=== Records to use ===

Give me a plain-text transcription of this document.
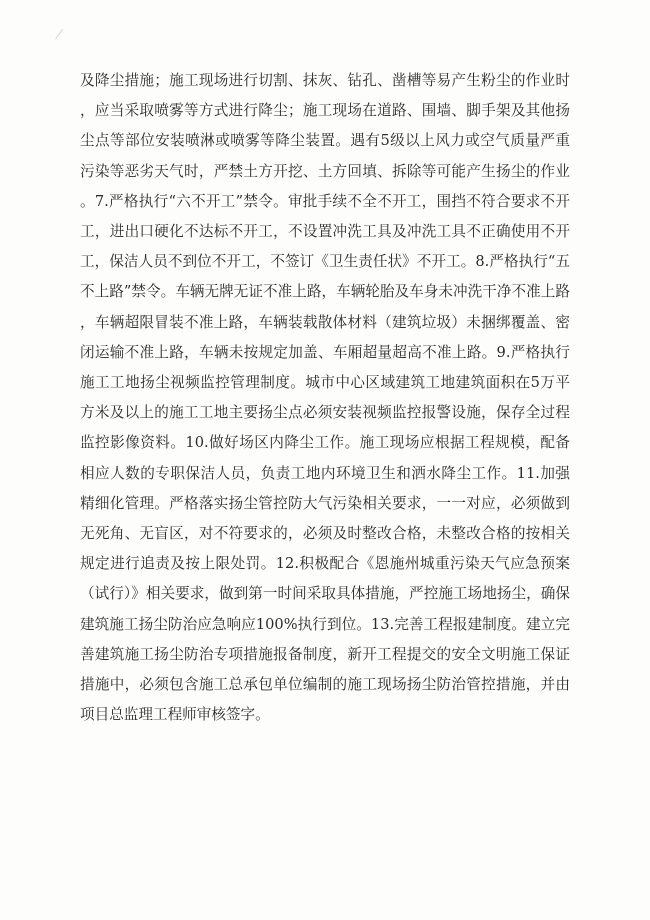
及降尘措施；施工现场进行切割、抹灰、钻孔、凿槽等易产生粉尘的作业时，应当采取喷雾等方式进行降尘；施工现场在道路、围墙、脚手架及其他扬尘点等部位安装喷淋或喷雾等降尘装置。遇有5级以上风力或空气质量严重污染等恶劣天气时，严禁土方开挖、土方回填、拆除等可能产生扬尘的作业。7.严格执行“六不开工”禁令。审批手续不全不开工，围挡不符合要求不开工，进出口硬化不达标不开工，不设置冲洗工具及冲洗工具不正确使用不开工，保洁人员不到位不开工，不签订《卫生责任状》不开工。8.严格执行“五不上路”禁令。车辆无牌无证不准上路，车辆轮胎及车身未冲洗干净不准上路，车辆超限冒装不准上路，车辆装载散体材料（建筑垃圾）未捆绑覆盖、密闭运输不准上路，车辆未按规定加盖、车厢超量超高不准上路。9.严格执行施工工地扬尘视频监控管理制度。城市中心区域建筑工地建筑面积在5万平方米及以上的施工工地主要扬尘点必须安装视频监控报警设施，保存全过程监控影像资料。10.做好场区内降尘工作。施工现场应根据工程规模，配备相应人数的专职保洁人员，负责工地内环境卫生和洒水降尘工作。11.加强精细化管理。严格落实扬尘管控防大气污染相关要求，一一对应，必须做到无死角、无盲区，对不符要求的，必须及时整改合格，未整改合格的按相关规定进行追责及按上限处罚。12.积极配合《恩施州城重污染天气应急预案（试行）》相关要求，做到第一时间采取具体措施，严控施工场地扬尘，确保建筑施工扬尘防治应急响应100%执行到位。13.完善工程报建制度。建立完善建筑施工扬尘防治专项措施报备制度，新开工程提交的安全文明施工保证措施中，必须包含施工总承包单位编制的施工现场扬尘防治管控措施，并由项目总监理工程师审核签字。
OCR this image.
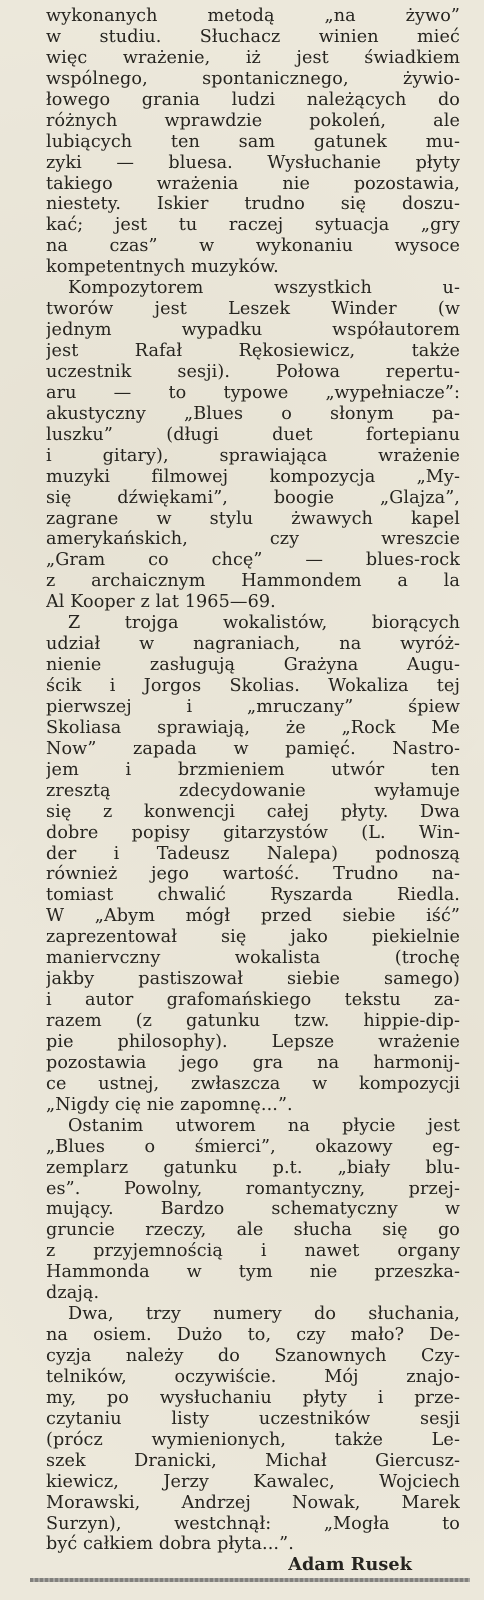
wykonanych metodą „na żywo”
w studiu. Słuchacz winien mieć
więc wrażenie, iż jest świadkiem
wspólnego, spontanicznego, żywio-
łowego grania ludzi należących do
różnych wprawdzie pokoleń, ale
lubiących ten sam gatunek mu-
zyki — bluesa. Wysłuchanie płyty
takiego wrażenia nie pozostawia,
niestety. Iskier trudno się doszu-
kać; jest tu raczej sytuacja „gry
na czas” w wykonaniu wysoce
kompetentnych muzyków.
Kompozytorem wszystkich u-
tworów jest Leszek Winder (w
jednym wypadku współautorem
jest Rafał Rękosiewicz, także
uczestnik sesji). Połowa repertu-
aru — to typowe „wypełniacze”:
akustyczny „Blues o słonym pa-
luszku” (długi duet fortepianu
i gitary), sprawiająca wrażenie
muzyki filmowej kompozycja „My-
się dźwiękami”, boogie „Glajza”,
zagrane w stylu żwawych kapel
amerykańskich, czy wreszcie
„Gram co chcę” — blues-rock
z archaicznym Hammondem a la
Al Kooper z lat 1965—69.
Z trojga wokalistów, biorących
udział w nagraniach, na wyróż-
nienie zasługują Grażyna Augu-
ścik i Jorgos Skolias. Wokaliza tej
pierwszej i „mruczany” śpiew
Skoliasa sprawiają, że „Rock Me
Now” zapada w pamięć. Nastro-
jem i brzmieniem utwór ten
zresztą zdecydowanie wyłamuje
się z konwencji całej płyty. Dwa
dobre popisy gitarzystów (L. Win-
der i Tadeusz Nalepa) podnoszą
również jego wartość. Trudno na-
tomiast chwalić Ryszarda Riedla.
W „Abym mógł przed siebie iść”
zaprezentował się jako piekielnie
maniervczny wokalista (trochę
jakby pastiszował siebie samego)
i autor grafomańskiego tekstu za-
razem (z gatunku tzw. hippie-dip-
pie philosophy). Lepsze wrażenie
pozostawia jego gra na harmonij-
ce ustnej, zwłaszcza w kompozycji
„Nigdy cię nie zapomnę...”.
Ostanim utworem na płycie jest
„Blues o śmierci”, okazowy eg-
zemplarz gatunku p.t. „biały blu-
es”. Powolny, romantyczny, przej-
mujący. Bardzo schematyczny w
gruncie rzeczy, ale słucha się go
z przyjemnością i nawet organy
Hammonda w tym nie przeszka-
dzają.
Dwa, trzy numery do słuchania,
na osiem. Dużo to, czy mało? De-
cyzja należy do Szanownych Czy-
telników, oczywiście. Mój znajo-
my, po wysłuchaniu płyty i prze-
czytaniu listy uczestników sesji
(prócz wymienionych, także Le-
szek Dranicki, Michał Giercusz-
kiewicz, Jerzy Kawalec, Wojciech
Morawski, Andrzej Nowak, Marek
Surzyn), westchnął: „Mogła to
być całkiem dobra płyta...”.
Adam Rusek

===
=== Records to use ===

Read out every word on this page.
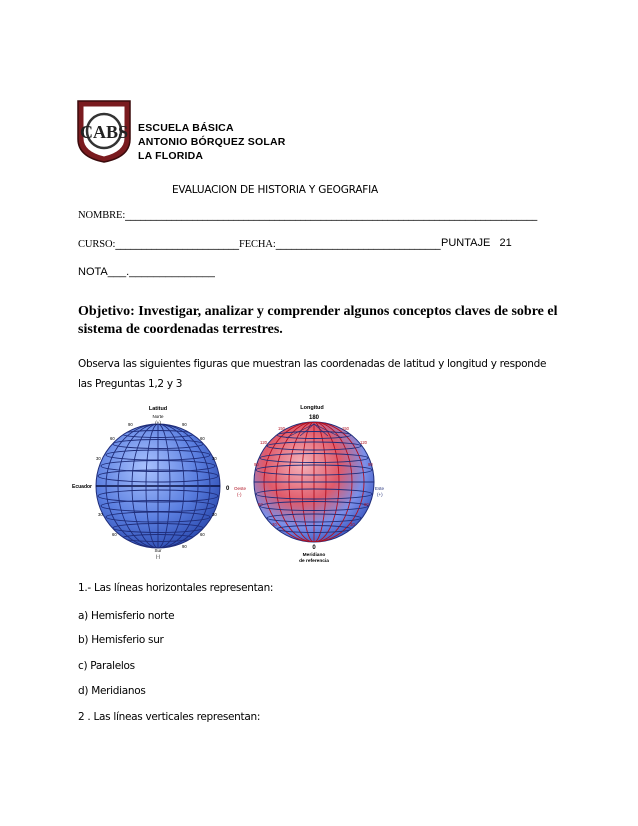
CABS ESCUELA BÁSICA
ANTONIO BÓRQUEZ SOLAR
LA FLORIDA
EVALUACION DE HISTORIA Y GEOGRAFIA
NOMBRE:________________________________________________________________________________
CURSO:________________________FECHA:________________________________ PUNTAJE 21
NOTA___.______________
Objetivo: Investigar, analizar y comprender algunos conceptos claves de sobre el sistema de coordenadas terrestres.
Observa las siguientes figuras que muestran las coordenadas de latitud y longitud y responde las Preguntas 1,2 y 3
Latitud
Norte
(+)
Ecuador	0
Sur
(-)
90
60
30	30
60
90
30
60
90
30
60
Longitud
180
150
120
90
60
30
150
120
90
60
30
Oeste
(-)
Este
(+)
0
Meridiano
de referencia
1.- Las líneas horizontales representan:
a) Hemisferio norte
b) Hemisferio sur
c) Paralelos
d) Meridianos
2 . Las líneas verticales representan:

===

Task objective - Your task is to collect every line above that contains the word "także".

Output below -
jest Rafał Rękosiewicz, także
(prócz wymienionych, także Le-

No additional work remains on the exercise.